EXERCISE:
Transcribe each entry below exactly. Pictures do not go in the copy.

EXTRACTED INFORMATION:
######

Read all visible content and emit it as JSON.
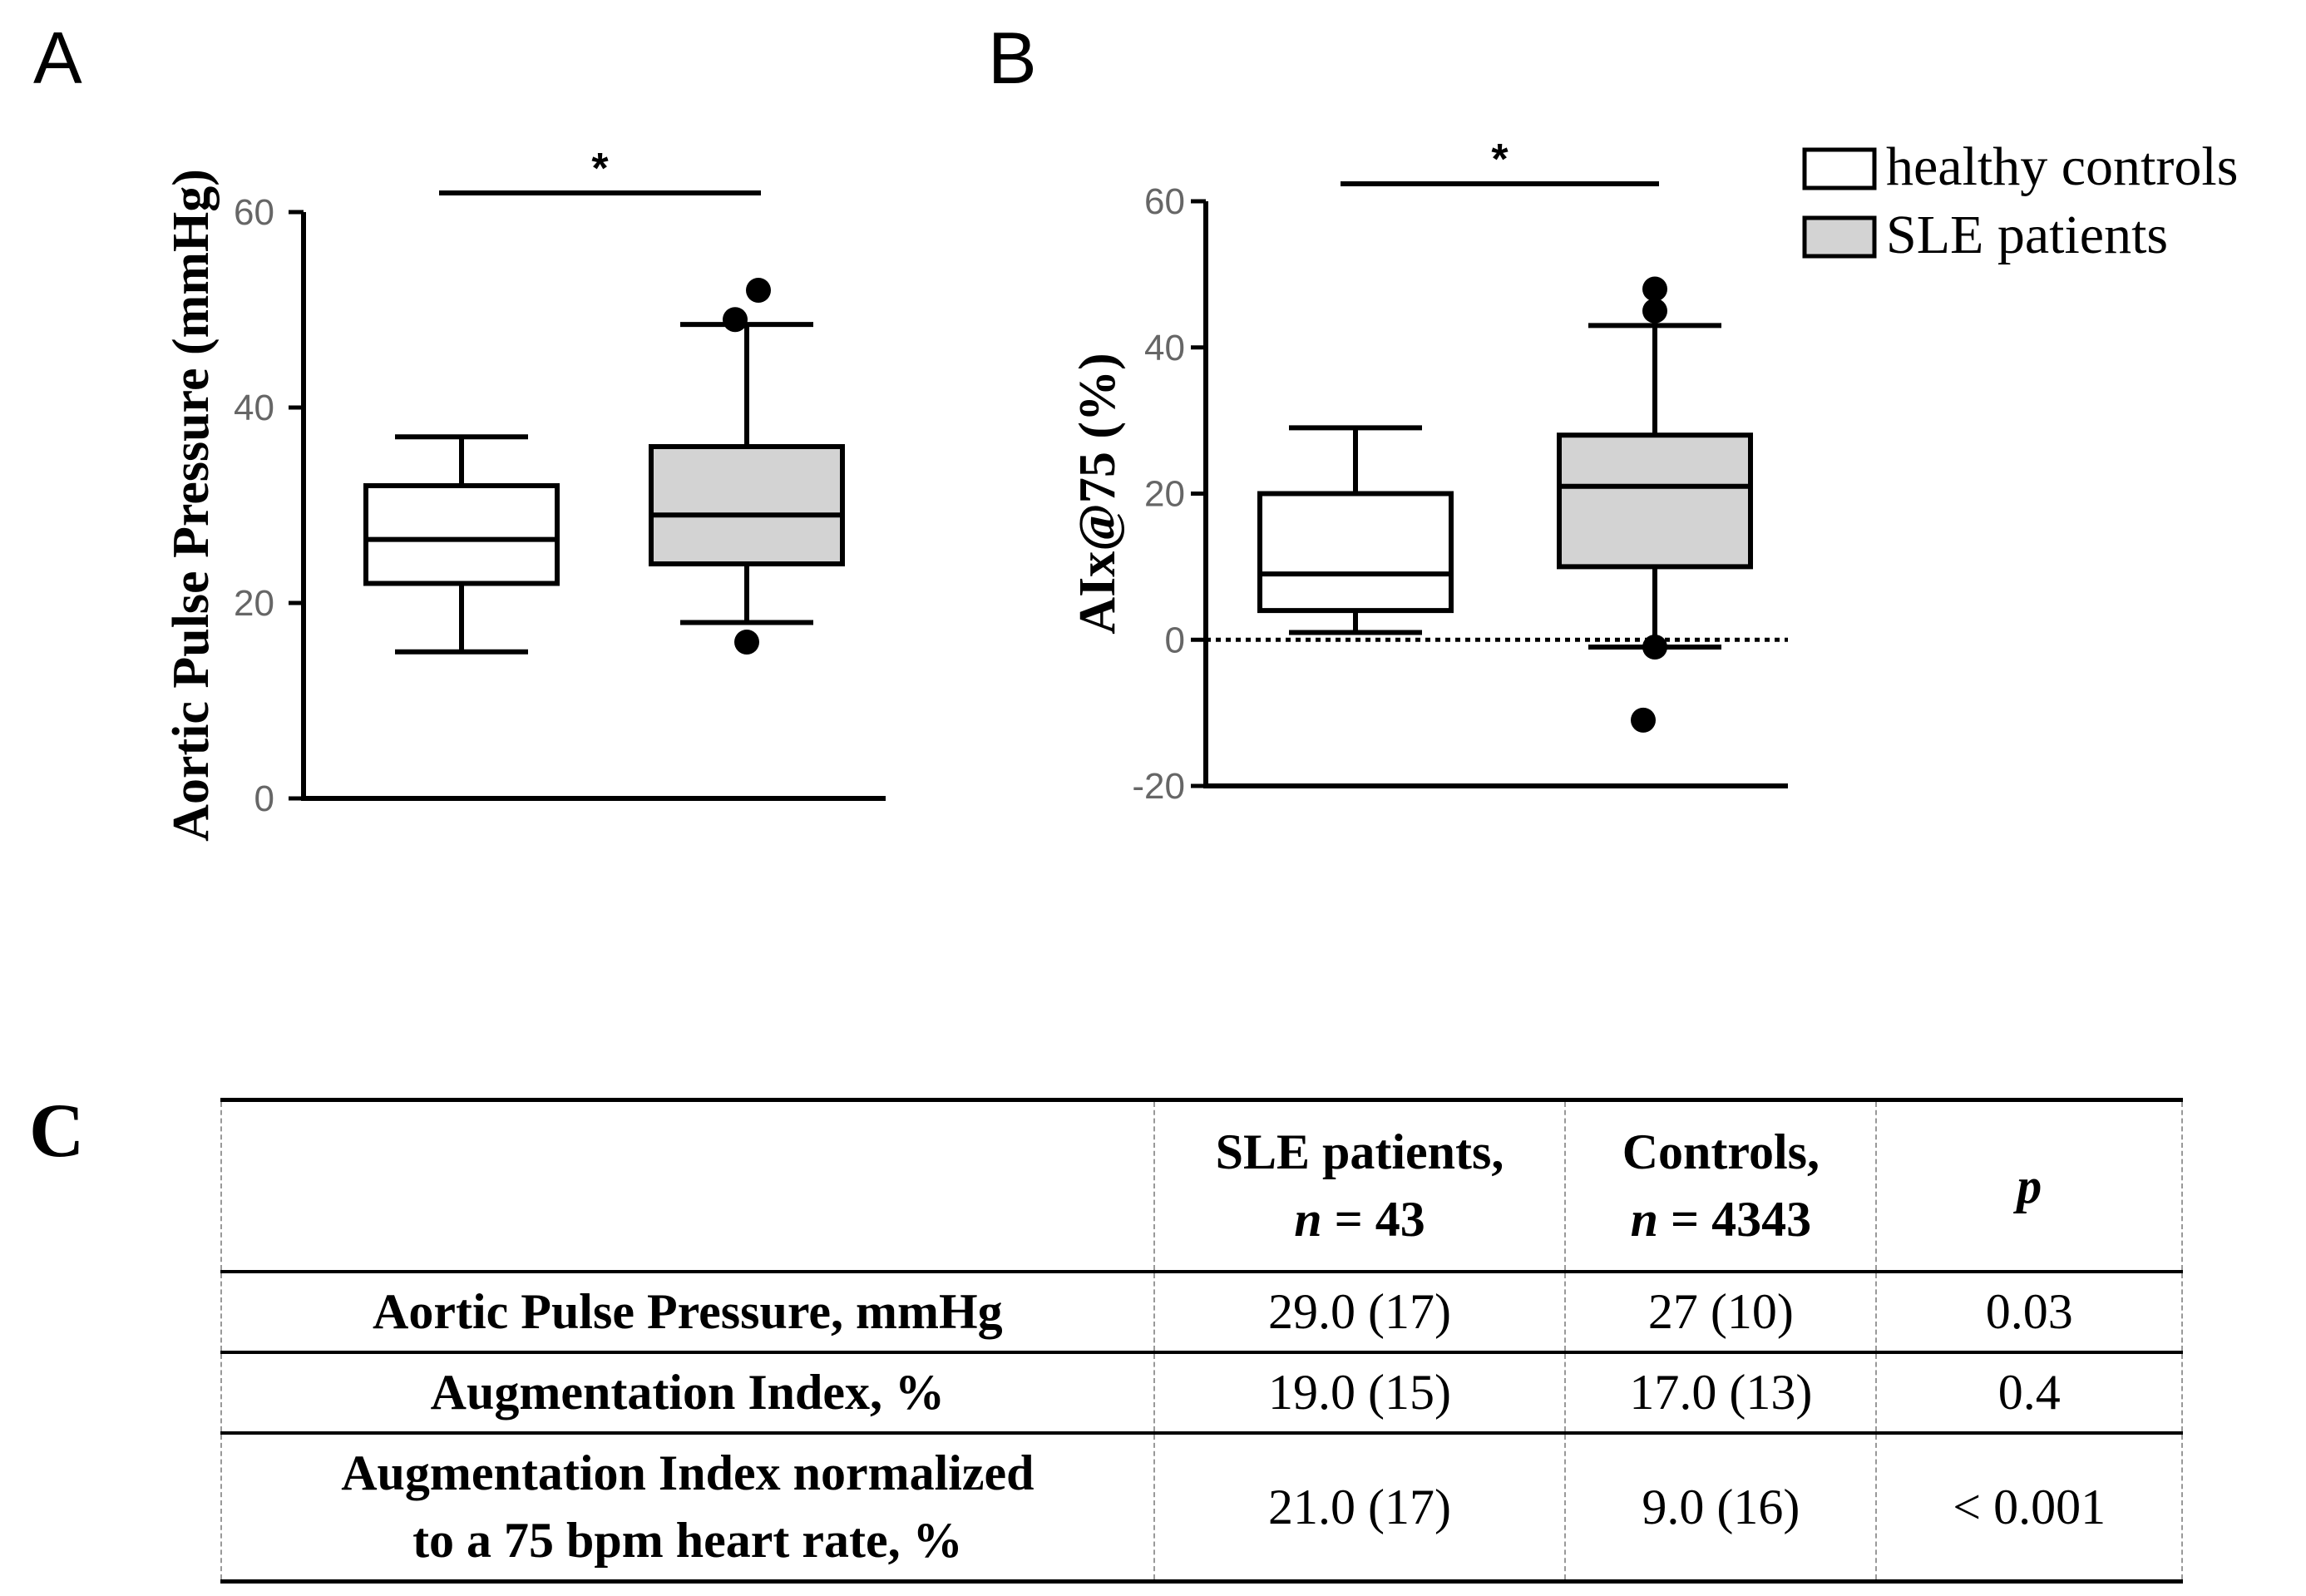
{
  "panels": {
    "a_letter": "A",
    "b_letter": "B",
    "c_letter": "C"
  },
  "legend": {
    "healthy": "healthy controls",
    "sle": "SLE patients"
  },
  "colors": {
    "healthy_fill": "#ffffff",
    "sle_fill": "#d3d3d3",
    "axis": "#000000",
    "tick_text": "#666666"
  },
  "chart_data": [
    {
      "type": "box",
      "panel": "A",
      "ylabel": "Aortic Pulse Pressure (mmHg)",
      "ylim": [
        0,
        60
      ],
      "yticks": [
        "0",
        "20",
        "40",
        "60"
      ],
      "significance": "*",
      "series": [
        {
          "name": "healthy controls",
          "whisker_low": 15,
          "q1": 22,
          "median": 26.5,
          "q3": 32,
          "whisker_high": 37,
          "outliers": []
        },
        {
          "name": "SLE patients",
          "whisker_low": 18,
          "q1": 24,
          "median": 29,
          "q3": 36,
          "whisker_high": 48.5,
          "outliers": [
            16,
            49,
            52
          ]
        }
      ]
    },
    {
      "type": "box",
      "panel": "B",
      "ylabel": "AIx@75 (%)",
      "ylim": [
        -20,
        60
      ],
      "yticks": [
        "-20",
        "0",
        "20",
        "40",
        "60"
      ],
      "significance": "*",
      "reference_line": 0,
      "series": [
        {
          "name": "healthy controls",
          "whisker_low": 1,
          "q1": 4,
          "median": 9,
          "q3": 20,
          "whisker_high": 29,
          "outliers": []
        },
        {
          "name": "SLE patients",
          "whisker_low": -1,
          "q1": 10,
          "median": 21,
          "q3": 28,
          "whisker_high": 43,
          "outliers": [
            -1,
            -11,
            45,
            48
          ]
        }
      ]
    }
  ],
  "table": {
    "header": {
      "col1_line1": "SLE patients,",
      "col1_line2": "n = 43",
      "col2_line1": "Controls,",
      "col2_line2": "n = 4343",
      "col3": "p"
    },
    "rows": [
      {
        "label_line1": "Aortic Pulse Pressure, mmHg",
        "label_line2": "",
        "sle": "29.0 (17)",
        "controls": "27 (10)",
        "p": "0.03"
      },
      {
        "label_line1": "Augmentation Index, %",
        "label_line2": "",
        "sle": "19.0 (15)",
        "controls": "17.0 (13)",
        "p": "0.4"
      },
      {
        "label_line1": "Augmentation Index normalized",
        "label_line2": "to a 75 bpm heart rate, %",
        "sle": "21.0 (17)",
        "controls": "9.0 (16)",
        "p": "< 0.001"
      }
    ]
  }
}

######

RESULT FOR THIS TASK:
Read all visible content and emit it as JSON.
{
  "panels": {
    "a_letter": "A",
    "b_letter": "B",
    "c_letter": "C"
  },
  "legend": {
    "healthy": "healthy controls",
    "sle": "SLE patients"
  },
  "colors": {
    "healthy_fill": "#ffffff",
    "sle_fill": "#d3d3d3",
    "axis": "#000000",
    "tick_text": "#666666"
  },
  "chart_data": [
    {
      "type": "box",
      "panel": "A",
      "ylabel": "Aortic Pulse Pressure (mmHg)",
      "ylim": [
        0,
        60
      ],
      "yticks": [
        "0",
        "20",
        "40",
        "60"
      ],
      "significance": "*",
      "series": [
        {
          "name": "healthy controls",
          "whisker_low": 15,
          "q1": 22,
          "median": 26.5,
          "q3": 32,
          "whisker_high": 37,
          "outliers": []
        },
        {
          "name": "SLE patients",
          "whisker_low": 18,
          "q1": 24,
          "median": 29,
          "q3": 36,
          "whisker_high": 48.5,
          "outliers": [
            16,
            49,
            52
          ]
        }
      ]
    },
    {
      "type": "box",
      "panel": "B",
      "ylabel": "AIx@75 (%)",
      "ylim": [
        -20,
        60
      ],
      "yticks": [
        "-20",
        "0",
        "20",
        "40",
        "60"
      ],
      "significance": "*",
      "reference_line": 0,
      "series": [
        {
          "name": "healthy controls",
          "whisker_low": 1,
          "q1": 4,
          "median": 9,
          "q3": 20,
          "whisker_high": 29,
          "outliers": []
        },
        {
          "name": "SLE patients",
          "whisker_low": -1,
          "q1": 10,
          "median": 21,
          "q3": 28,
          "whisker_high": 43,
          "outliers": [
            -1,
            -11,
            45,
            48
          ]
        }
      ]
    }
  ],
  "table": {
    "header": {
      "col1_line1": "SLE patients,",
      "col1_line2": "n = 43",
      "col2_line1": "Controls,",
      "col2_line2": "n = 4343",
      "col3": "p"
    },
    "rows": [
      {
        "label_line1": "Aortic Pulse Pressure, mmHg",
        "label_line2": "",
        "sle": "29.0 (17)",
        "controls": "27 (10)",
        "p": "0.03"
      },
      {
        "label_line1": "Augmentation Index, %",
        "label_line2": "",
        "sle": "19.0 (15)",
        "controls": "17.0 (13)",
        "p": "0.4"
      },
      {
        "label_line1": "Augmentation Index normalized",
        "label_line2": "to a 75 bpm heart rate, %",
        "sle": "21.0 (17)",
        "controls": "9.0 (16)",
        "p": "< 0.001"
      }
    ]
  }
}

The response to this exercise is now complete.